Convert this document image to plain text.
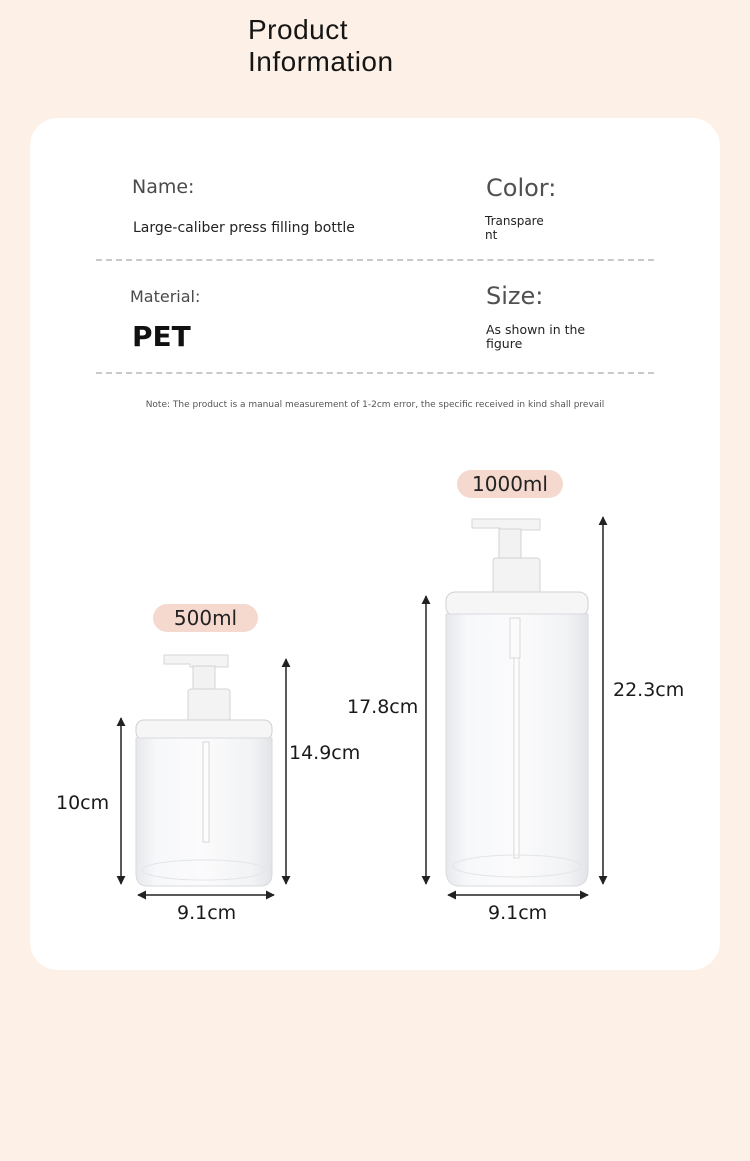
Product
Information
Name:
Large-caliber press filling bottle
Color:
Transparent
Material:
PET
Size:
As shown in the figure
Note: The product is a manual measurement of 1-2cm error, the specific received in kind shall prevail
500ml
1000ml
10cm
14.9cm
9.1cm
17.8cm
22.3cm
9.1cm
--
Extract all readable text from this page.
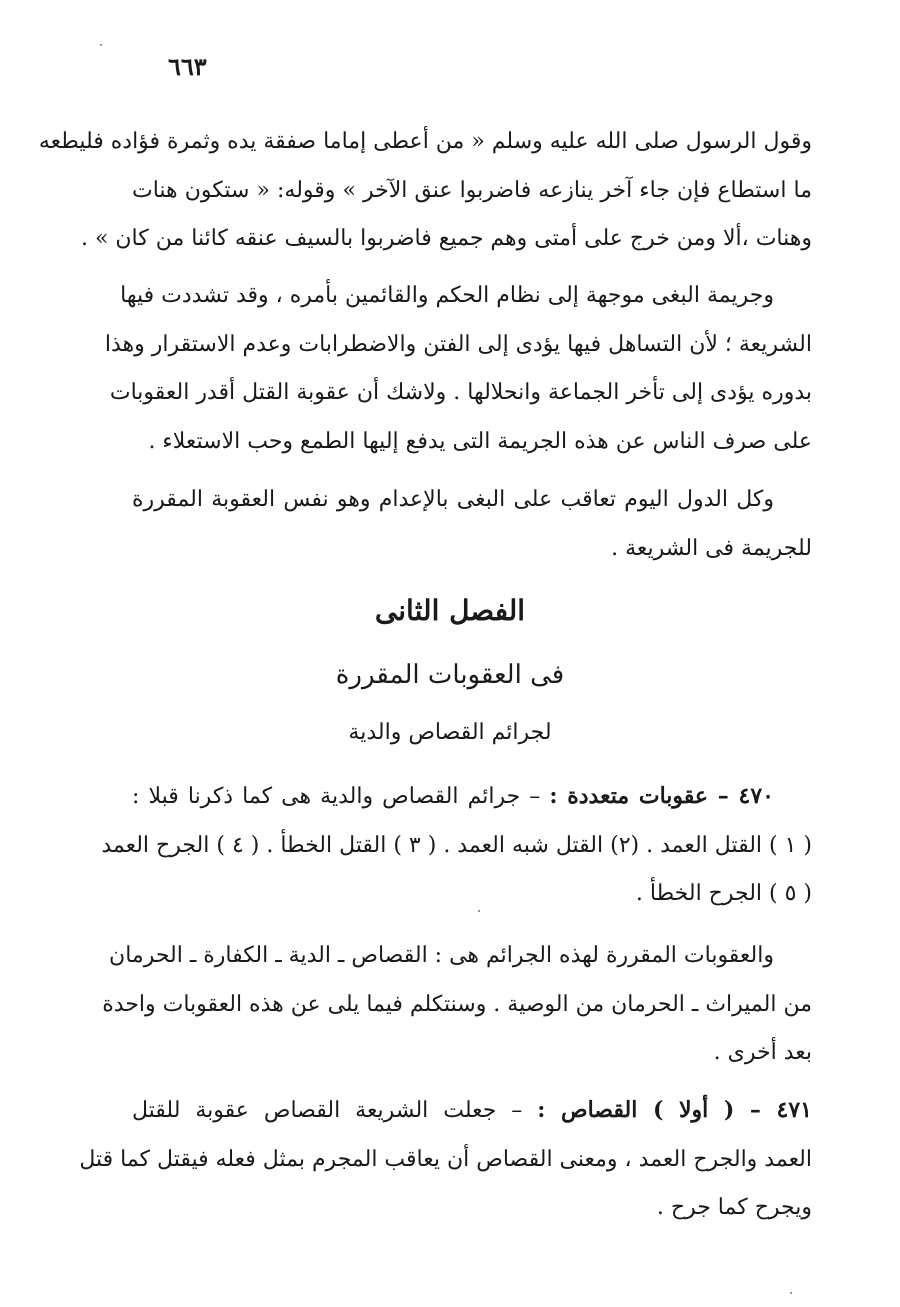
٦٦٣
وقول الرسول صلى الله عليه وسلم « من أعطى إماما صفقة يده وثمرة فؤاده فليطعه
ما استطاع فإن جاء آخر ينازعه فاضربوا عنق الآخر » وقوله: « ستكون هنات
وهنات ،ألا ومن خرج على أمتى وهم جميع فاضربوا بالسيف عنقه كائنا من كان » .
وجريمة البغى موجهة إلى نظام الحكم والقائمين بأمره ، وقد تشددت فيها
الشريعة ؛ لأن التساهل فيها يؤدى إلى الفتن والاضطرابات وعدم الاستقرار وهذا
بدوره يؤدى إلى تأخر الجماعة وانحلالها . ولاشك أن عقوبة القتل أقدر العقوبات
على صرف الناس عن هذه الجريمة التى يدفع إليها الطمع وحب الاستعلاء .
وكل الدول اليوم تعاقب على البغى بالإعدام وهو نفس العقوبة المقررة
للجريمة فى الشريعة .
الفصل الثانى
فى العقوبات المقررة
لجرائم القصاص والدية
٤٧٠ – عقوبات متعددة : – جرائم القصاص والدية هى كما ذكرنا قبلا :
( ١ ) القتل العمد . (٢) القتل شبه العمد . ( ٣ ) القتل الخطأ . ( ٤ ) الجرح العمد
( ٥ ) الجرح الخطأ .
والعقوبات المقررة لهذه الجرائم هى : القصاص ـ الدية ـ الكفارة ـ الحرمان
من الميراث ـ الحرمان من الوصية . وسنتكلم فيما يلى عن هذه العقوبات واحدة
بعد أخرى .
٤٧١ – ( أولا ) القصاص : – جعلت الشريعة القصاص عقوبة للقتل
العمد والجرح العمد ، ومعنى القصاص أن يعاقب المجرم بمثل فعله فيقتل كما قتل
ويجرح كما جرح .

▶ **The problem**
Pick out the lines containing the string "فيها".

▶ **Solution below**
وجريمة البغى موجهة إلى نظام الحكم والقائمين بأمره ، وقد تشددت فيها
الشريعة ؛ لأن التساهل فيها يؤدى إلى الفتن والاضطرابات وعدم الاستقرار وهذا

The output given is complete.